> [Written problem]
Select lines where the word "frac" appears.

Extracted records:
* START *

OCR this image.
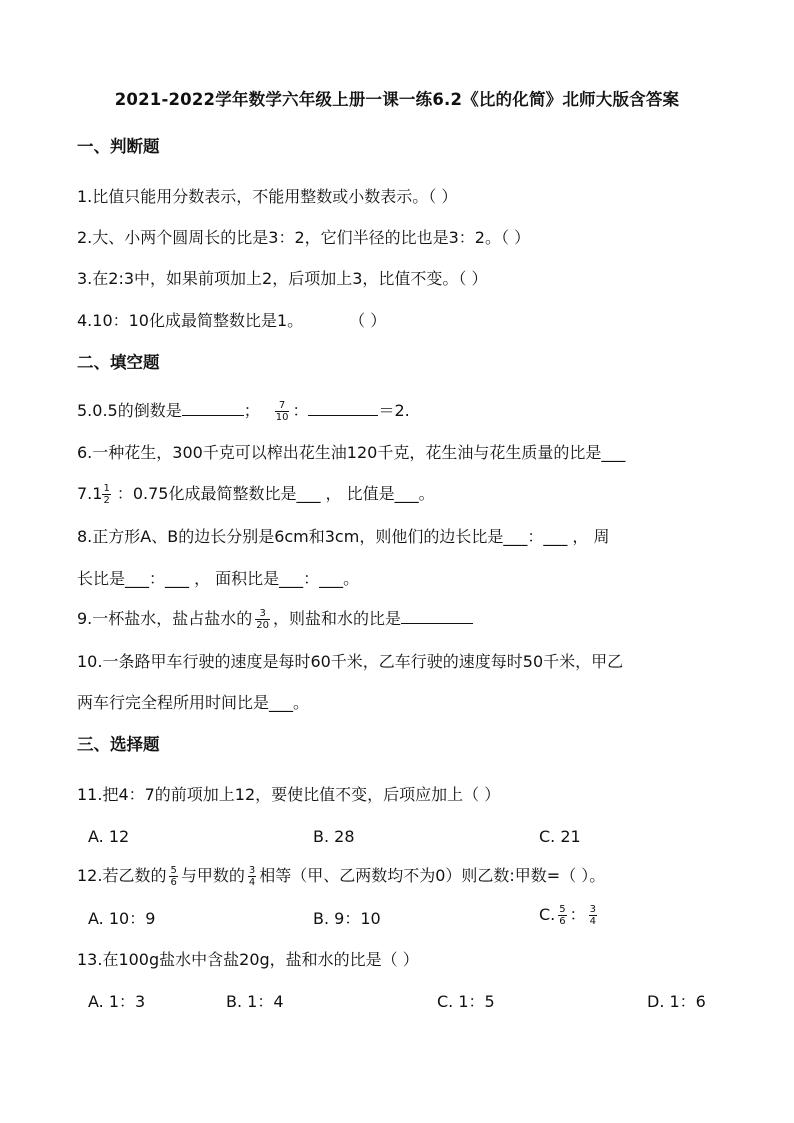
2021-2022学年数学六年级上册一课一练6.2《比的化简》北师大版含答案
一、判断题
1.比值只能用分数表示，不能用整数或小数表示。（ ）
2.大、小两个圆周长的比是3：2，它们半径的比也是3：2。（ ）
3.在2:3中，如果前项加上2，后项加上3，比值不变。（ ）
4.10：10化成最简整数比是1。	（ ）
二、填空题
5.0.5的倒数是	； $\frac{7}{10}$ ：	＝2.
6.一种花生，300千克可以榨出花生油120千克，花生油与花生质量的比是___
$7.1 \frac{1}{2}$ ：0.75化成最简整数比是___ ， 比值是___。
8.正方形A、B的边长分别是6cm和3cm，则他们的边长比是___：___ ， 周
长比是___：___ ， 面积比是___：___。
9.一杯盐水，盐占盐水的 $\frac{3}{20}$ ，则盐和水的比是
10.一条路甲车行驶的速度是每时60千米，乙车行驶的速度每时50千米，甲乙
两车行完全程所用时间比是___。
三、选择题
11.把4：7的前项加上12，要使比值不变，后项应加上（ ）
A. 12	B. 28	C. 21
12.若乙数的 $\frac{5}{6}$ 与甲数的 $\frac{3}{4}$ 相等（甲、乙两数均不为0）则乙数:甲数=（ ）。
A. 10：9	B. 9：10	C. $\frac{5}{6}$ ： $\frac{3}{4}$
13.在100g盐水中含盐20g，盐和水的比是（ ）
A. 1：3	B. 1：4	C. 1：5	D. 1：6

* END *

> [Output of the task]
5.0.5的倒数是	； $\frac{7}{10}$ ：	＝2.
$7.1 \frac{1}{2}$ ：0.75化成最简整数比是___ ， 比值是___。
9.一杯盐水，盐占盐水的 $\frac{3}{20}$ ，则盐和水的比是
12.若乙数的 $\frac{5}{6}$ 与甲数的 $\frac{3}{4}$ 相等（甲、乙两数均不为0）则乙数:甲数=（ ）。
A. 10：9	B. 9：10	C. $\frac{5}{6}$ ： $\frac{3}{4}$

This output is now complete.